▶ [Problem details]:
Pull out every line of the listing below where "cost" appears.

Structured figure records:
▬▬▬▬▬▬▬▬▬▬

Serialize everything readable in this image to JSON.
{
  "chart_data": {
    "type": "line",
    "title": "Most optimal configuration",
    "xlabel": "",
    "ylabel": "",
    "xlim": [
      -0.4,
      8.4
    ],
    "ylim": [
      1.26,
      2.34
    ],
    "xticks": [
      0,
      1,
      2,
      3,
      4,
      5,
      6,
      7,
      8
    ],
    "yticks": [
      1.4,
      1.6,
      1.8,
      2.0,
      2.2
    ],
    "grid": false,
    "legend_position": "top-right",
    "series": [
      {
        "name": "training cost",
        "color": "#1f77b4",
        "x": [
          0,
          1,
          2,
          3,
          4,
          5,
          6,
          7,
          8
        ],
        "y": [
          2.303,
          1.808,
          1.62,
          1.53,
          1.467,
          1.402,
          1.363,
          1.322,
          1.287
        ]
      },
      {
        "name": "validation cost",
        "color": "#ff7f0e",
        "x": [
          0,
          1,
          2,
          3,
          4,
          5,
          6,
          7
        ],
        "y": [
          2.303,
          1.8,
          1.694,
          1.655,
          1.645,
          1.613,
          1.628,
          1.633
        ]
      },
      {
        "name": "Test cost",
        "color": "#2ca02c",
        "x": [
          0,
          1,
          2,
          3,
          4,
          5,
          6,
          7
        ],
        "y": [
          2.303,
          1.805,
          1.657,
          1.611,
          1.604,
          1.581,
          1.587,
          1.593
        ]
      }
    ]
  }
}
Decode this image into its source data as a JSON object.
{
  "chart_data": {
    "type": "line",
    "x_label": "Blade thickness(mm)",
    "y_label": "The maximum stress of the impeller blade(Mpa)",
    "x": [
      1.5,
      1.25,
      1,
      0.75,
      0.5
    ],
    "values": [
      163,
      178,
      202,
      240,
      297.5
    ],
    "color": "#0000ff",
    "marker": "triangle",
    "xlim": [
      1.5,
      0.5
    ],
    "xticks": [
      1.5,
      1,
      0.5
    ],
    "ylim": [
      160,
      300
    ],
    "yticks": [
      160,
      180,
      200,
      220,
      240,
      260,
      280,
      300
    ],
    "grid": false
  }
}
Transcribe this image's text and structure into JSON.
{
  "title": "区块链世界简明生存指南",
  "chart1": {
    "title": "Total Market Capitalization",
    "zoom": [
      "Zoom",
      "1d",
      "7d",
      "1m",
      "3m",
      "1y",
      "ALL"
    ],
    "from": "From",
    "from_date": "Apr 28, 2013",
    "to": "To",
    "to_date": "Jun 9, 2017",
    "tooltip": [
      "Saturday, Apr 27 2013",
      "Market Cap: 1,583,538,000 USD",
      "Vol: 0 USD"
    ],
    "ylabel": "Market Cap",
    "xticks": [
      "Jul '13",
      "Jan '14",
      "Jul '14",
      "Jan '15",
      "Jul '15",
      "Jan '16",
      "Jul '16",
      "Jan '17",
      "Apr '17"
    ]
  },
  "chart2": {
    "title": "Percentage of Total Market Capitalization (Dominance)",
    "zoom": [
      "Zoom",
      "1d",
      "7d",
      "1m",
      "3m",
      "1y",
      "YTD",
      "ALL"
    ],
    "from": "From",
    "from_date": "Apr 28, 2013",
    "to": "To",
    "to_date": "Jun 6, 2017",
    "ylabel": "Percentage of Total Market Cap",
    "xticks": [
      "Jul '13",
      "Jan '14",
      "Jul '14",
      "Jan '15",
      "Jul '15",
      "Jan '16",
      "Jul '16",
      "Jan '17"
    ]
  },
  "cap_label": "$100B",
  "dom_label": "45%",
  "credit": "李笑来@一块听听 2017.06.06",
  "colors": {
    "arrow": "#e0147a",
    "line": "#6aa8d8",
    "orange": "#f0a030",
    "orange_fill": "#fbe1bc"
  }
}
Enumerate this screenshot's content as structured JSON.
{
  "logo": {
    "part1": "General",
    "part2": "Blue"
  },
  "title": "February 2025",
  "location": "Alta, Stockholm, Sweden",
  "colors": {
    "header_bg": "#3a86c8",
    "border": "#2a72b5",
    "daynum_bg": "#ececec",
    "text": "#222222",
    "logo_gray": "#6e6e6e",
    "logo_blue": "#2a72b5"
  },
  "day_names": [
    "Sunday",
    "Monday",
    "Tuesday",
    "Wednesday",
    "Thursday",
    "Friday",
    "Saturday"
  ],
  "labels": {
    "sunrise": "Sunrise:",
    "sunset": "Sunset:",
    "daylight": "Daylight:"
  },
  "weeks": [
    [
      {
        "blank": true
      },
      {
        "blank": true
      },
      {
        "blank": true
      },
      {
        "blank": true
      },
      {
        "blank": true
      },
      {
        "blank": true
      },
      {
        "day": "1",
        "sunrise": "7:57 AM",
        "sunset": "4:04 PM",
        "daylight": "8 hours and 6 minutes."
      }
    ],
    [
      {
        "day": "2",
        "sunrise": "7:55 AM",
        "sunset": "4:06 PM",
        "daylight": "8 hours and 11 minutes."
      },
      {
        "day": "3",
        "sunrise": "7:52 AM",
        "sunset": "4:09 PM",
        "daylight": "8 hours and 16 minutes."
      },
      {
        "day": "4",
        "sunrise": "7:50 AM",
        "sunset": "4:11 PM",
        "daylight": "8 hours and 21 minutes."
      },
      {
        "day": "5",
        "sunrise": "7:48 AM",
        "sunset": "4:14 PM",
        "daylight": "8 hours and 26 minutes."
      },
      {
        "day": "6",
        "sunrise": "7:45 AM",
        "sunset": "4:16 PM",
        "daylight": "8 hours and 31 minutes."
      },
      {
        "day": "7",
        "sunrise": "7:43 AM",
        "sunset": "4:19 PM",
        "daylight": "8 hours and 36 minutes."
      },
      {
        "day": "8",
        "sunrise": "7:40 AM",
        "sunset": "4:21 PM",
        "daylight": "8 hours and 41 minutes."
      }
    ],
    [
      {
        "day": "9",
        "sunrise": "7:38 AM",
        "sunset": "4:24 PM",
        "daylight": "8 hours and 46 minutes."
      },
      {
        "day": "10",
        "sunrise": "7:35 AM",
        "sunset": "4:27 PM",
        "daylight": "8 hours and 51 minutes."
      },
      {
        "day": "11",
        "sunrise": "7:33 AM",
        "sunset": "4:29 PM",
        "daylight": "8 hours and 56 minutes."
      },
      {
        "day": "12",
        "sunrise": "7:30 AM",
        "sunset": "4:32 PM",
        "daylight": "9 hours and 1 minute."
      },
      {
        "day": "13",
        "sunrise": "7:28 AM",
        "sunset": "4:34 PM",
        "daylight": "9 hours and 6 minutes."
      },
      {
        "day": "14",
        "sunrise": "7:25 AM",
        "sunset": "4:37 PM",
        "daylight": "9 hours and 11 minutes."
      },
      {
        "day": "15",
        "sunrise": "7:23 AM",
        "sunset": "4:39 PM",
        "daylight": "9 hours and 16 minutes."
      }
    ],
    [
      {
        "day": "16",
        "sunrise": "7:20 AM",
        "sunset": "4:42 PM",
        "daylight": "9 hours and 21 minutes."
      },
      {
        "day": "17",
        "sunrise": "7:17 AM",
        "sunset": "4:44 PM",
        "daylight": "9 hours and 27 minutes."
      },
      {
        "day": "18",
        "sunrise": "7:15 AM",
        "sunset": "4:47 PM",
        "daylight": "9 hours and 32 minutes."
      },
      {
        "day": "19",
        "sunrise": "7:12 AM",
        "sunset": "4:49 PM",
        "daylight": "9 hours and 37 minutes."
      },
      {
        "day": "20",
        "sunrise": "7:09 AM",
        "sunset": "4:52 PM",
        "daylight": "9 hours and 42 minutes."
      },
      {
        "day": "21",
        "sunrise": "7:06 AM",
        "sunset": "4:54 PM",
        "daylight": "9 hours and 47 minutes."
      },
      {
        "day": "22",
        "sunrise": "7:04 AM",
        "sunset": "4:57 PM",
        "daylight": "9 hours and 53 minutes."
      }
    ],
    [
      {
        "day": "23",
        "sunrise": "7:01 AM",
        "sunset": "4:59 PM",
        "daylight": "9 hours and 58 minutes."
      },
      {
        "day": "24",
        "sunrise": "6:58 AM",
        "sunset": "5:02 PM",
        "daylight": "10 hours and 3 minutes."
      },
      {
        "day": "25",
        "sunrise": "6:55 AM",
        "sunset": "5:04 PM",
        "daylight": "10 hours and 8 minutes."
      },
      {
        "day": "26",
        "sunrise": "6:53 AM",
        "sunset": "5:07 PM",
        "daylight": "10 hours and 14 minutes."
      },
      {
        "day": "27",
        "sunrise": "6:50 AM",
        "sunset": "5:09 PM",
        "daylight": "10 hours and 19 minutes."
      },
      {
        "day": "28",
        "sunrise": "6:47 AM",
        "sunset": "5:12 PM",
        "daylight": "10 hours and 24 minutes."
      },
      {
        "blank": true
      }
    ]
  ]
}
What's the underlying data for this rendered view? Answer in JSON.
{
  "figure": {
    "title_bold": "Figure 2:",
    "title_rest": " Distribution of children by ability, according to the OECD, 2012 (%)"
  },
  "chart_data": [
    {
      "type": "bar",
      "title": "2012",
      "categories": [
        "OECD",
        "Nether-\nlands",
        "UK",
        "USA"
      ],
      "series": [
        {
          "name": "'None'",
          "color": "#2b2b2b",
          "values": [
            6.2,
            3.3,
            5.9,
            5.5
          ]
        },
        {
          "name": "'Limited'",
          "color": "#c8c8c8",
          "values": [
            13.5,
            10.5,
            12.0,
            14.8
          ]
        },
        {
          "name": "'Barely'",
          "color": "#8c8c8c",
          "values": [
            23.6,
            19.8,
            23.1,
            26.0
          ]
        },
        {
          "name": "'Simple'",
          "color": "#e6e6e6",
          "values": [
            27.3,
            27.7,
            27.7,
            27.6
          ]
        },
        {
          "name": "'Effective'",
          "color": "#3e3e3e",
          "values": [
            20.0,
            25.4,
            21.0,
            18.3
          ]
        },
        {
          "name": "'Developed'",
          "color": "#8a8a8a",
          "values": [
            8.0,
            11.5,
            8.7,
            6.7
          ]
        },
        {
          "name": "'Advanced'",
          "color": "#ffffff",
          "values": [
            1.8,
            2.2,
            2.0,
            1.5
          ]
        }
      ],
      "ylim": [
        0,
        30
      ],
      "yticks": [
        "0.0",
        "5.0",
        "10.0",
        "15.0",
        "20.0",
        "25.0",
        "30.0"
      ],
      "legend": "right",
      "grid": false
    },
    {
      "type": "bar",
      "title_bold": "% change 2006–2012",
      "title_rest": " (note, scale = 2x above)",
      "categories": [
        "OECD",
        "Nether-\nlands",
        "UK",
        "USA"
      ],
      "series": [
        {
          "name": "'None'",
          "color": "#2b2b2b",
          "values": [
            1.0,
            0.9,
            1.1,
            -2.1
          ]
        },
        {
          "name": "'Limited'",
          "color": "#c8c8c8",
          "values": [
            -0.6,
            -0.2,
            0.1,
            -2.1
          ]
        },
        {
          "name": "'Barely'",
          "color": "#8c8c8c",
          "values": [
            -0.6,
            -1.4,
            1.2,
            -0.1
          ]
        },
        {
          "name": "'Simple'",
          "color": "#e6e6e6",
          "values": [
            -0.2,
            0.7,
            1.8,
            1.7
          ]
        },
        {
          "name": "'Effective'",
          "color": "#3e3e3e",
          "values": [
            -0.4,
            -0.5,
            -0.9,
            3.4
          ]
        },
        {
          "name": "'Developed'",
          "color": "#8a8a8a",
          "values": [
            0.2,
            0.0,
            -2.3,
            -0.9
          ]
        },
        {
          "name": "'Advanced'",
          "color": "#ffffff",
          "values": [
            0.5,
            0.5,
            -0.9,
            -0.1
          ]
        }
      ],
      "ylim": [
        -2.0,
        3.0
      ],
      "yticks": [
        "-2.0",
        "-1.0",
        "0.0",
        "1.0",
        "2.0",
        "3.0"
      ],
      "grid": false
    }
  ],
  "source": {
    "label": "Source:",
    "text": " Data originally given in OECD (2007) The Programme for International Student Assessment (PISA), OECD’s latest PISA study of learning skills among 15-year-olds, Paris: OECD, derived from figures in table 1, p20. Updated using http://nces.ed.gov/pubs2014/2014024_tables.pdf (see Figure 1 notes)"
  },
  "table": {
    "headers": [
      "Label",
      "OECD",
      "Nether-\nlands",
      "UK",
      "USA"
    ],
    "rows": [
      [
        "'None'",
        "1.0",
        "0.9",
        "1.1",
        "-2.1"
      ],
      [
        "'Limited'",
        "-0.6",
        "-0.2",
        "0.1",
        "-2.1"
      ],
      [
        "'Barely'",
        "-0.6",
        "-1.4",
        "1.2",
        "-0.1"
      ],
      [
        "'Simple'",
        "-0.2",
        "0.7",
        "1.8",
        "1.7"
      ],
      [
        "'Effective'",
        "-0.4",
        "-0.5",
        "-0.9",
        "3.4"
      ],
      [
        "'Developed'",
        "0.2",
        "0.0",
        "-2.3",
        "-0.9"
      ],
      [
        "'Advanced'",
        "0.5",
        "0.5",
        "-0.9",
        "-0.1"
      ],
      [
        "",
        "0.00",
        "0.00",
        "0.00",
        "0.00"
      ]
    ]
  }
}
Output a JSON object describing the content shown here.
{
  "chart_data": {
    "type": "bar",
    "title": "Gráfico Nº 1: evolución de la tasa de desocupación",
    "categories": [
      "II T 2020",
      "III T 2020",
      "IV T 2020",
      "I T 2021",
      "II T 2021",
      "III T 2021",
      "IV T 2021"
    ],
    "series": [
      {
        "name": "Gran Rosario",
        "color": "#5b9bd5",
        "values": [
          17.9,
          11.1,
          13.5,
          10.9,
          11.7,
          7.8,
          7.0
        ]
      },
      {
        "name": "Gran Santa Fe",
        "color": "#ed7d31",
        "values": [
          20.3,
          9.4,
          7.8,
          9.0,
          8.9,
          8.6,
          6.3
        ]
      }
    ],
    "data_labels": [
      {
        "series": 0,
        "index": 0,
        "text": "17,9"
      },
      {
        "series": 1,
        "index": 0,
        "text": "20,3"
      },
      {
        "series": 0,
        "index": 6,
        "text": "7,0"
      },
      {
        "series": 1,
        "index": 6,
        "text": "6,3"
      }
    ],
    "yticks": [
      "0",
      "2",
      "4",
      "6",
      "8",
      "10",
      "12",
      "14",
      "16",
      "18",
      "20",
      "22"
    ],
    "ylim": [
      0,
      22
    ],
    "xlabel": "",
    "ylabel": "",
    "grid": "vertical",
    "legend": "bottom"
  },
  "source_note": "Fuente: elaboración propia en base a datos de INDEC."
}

▬▬▬▬▬▬▬▬▬▬

▶ [Answer to this task]:
        "name": "training cost",
        "name": "validation cost",
        "name": "Test cost",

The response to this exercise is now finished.